TASK STATEMENT |
Search the listing for the string "dims" and copy every line that contains it.

-- -- --

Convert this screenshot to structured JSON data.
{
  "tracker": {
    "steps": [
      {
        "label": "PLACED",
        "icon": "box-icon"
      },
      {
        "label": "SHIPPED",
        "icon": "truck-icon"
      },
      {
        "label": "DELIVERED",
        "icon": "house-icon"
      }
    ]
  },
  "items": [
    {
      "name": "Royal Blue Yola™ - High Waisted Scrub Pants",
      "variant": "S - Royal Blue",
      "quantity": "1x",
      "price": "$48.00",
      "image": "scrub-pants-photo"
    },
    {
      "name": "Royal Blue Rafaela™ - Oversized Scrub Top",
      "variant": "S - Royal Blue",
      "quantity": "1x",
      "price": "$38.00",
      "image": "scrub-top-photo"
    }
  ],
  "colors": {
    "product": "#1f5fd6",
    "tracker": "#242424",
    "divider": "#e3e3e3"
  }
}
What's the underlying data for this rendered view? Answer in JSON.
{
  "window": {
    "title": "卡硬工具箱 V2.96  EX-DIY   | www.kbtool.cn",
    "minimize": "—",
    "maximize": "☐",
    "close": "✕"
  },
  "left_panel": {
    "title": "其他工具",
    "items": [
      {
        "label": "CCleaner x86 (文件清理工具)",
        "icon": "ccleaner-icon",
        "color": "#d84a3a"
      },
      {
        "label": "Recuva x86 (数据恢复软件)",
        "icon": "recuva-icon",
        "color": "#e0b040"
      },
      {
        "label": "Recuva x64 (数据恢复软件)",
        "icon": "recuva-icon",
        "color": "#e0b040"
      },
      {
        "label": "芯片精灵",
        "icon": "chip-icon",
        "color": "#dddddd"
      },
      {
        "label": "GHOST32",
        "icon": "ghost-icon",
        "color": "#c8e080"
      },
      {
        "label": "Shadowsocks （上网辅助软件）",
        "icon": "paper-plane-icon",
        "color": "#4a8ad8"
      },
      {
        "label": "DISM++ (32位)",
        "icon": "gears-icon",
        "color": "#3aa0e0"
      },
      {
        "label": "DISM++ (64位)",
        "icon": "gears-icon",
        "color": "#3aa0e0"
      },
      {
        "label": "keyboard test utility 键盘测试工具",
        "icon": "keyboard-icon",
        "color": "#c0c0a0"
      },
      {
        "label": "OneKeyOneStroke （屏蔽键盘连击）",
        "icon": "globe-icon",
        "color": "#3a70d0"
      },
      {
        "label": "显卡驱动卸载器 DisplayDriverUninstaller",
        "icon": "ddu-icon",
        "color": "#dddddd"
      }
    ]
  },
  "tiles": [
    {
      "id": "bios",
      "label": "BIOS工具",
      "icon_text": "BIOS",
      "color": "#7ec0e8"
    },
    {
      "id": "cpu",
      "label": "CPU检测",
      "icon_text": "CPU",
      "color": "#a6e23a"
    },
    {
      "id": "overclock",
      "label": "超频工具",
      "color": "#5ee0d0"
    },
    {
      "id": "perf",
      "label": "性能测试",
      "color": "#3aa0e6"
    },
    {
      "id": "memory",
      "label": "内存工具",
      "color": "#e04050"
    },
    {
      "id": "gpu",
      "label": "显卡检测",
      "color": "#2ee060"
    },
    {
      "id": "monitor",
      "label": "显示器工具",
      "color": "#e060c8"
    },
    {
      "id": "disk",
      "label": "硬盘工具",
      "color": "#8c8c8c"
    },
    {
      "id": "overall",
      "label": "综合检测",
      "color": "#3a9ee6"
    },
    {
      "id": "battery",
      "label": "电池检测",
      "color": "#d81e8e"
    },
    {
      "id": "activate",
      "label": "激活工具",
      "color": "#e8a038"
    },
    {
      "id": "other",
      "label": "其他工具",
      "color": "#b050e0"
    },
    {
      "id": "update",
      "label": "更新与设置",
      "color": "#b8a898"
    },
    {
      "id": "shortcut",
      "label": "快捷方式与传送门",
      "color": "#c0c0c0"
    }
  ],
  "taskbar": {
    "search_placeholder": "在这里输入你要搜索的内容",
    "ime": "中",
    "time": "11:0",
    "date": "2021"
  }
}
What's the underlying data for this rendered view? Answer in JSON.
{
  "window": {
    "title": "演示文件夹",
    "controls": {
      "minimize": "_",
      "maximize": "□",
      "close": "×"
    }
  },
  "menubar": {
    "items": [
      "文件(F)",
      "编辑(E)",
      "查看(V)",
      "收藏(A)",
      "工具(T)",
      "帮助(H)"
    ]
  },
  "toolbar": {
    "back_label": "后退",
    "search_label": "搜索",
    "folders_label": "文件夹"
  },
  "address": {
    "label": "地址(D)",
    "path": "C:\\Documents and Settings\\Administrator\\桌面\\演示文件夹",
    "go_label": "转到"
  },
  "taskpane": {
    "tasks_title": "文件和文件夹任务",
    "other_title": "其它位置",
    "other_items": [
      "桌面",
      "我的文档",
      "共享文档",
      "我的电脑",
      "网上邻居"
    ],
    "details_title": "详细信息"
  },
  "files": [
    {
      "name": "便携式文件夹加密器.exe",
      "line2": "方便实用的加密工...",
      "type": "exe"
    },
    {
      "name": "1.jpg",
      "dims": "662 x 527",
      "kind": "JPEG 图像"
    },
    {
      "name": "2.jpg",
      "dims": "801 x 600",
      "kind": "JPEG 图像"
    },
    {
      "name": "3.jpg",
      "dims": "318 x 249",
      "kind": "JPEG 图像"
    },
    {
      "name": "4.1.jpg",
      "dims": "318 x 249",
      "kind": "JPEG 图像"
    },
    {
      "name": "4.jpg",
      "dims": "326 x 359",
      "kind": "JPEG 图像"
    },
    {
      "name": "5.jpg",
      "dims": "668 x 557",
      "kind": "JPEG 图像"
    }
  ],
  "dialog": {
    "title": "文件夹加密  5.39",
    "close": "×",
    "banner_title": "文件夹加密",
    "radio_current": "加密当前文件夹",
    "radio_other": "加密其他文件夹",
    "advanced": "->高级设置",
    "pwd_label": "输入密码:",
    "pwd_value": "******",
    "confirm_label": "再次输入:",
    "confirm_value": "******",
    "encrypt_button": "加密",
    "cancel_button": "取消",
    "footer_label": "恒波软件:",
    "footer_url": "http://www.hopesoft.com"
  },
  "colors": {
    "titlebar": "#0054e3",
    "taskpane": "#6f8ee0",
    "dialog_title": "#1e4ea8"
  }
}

-- -- --

FULL RESPONSE |
      "dims": "662 x 527",
      "dims": "801 x 600",
      "dims": "318 x 249",
      "dims": "318 x 249",
      "dims": "326 x 359",
      "dims": "668 x 557",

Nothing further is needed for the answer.